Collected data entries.
** Begin **
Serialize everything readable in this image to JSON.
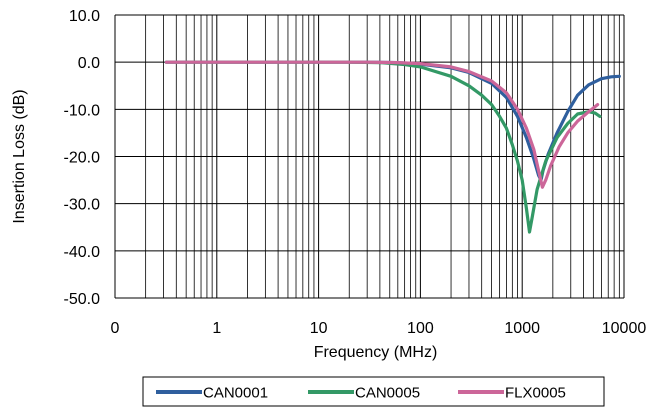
{
  "chart_data": {
    "type": "line",
    "title": "",
    "xlabel": "Frequency (MHz)",
    "ylabel": "Insertion Loss (dB)",
    "x_scale": "log",
    "xlim": [
      0.1,
      10000
    ],
    "ylim": [
      -50,
      10
    ],
    "x_ticks": [
      {
        "value": 0.1,
        "label": "0"
      },
      {
        "value": 1,
        "label": "1"
      },
      {
        "value": 10,
        "label": "10"
      },
      {
        "value": 100,
        "label": "100"
      },
      {
        "value": 1000,
        "label": "1000"
      },
      {
        "value": 10000,
        "label": "10000"
      }
    ],
    "y_ticks": [
      {
        "value": 10,
        "label": "10.0"
      },
      {
        "value": 0,
        "label": "0.0"
      },
      {
        "value": -10,
        "label": "-10.0"
      },
      {
        "value": -20,
        "label": "-20.0"
      },
      {
        "value": -30,
        "label": "-30.0"
      },
      {
        "value": -40,
        "label": "-40.0"
      },
      {
        "value": -50,
        "label": "-50.0"
      }
    ],
    "grid": true,
    "legend_position": "bottom",
    "series": [
      {
        "name": "CAN0001",
        "color": "#2f5f9e",
        "points": [
          [
            0.32,
            0
          ],
          [
            1,
            0
          ],
          [
            10,
            0
          ],
          [
            30,
            0
          ],
          [
            60,
            -0.1
          ],
          [
            100,
            -0.4
          ],
          [
            200,
            -1.2
          ],
          [
            300,
            -2.2
          ],
          [
            500,
            -4.5
          ],
          [
            700,
            -7.5
          ],
          [
            900,
            -11.5
          ],
          [
            1100,
            -16
          ],
          [
            1300,
            -20.5
          ],
          [
            1450,
            -24
          ],
          [
            1530,
            -25
          ],
          [
            1600,
            -23
          ],
          [
            1800,
            -19.5
          ],
          [
            2200,
            -15
          ],
          [
            2800,
            -10.5
          ],
          [
            3500,
            -7
          ],
          [
            4500,
            -4.8
          ],
          [
            6000,
            -3.5
          ],
          [
            7500,
            -3.1
          ],
          [
            9000,
            -3
          ]
        ]
      },
      {
        "name": "CAN0005",
        "color": "#339966",
        "points": [
          [
            0.32,
            0
          ],
          [
            1,
            0
          ],
          [
            10,
            0
          ],
          [
            20,
            0
          ],
          [
            40,
            -0.1
          ],
          [
            70,
            -0.5
          ],
          [
            100,
            -1
          ],
          [
            200,
            -3
          ],
          [
            300,
            -5
          ],
          [
            400,
            -7
          ],
          [
            500,
            -9
          ],
          [
            600,
            -11.5
          ],
          [
            700,
            -14
          ],
          [
            800,
            -17.5
          ],
          [
            900,
            -21
          ],
          [
            1000,
            -25
          ],
          [
            1100,
            -31
          ],
          [
            1180,
            -36
          ],
          [
            1250,
            -33
          ],
          [
            1400,
            -27
          ],
          [
            1700,
            -21
          ],
          [
            2200,
            -16
          ],
          [
            2800,
            -13
          ],
          [
            3500,
            -11
          ],
          [
            4500,
            -10.5
          ],
          [
            5200,
            -10.8
          ],
          [
            5800,
            -11.5
          ]
        ]
      },
      {
        "name": "FLX0005",
        "color": "#cc6699",
        "points": [
          [
            0.32,
            0
          ],
          [
            1,
            0
          ],
          [
            10,
            0
          ],
          [
            30,
            0
          ],
          [
            60,
            -0.1
          ],
          [
            100,
            -0.3
          ],
          [
            200,
            -1
          ],
          [
            300,
            -2
          ],
          [
            500,
            -4
          ],
          [
            700,
            -6.5
          ],
          [
            900,
            -10
          ],
          [
            1100,
            -14
          ],
          [
            1300,
            -18.5
          ],
          [
            1450,
            -23
          ],
          [
            1580,
            -26.5
          ],
          [
            1700,
            -25
          ],
          [
            1900,
            -22
          ],
          [
            2300,
            -18
          ],
          [
            2800,
            -15
          ],
          [
            3500,
            -12.5
          ],
          [
            4500,
            -10.5
          ],
          [
            5500,
            -9
          ]
        ]
      }
    ]
  }
}
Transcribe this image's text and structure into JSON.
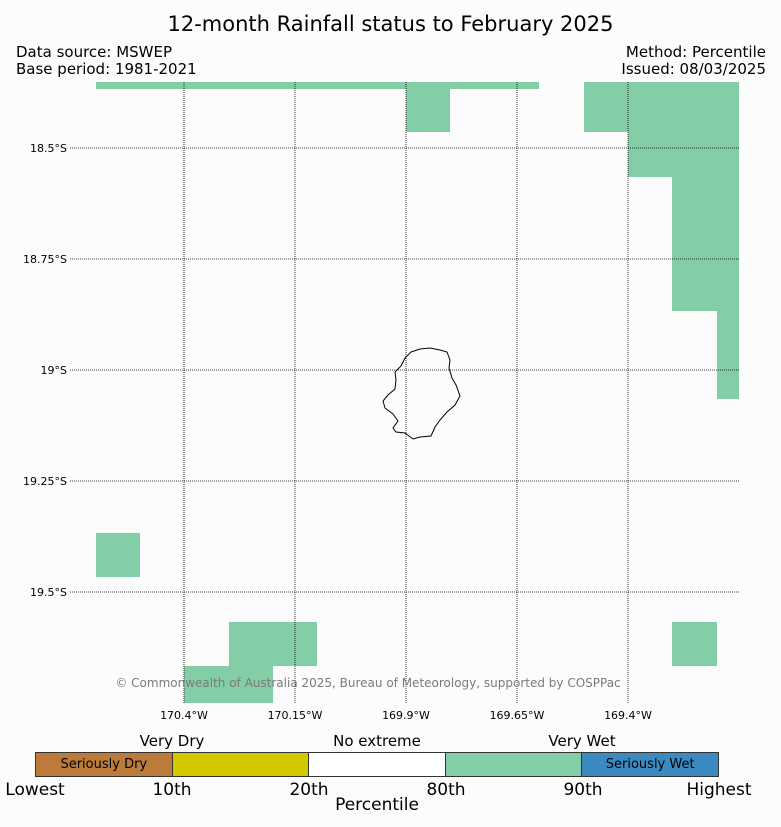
{
  "title": "12-month Rainfall status to February 2025",
  "data_source": "Data source: MSWEP",
  "base_period": "Base period: 1981-2021",
  "method": "Method: Percentile",
  "issued": "Issued: 08/03/2025",
  "copyright": "© Commonwealth of Australia 2025, Bureau of Meteorology, supported by COSPPac",
  "lat_labels": [
    "18.5°S",
    "18.75°S",
    "19°S",
    "19.25°S",
    "19.5°S"
  ],
  "lon_labels": [
    "170.4°W",
    "170.15°W",
    "169.9°W",
    "169.65°W",
    "169.4°W"
  ],
  "legend": {
    "category_labels": [
      "Very Dry",
      "No extreme",
      "Very Wet"
    ],
    "segments": [
      {
        "label": "Seriously Dry",
        "color": "#bc7b3a"
      },
      {
        "label": "",
        "color": "#d2c800"
      },
      {
        "label": "",
        "color": "#ffffff"
      },
      {
        "label": "",
        "color": "#84cea7"
      },
      {
        "label": "Seriously Wet",
        "color": "#3b8bc2"
      }
    ],
    "ticks": [
      "Lowest",
      "10th",
      "20th",
      "80th",
      "90th",
      "Highest"
    ],
    "axis_label": "Percentile"
  },
  "map_colors": {
    "very_wet": "#84cea7",
    "coast": "#000000",
    "grid": "#000000"
  }
}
** End **
Scan the entries above. Copy each line that has the string "this".

RESPONSE.
Serialize everything readable in this image to JSON.
Transcribe this image's text and structure into JSON.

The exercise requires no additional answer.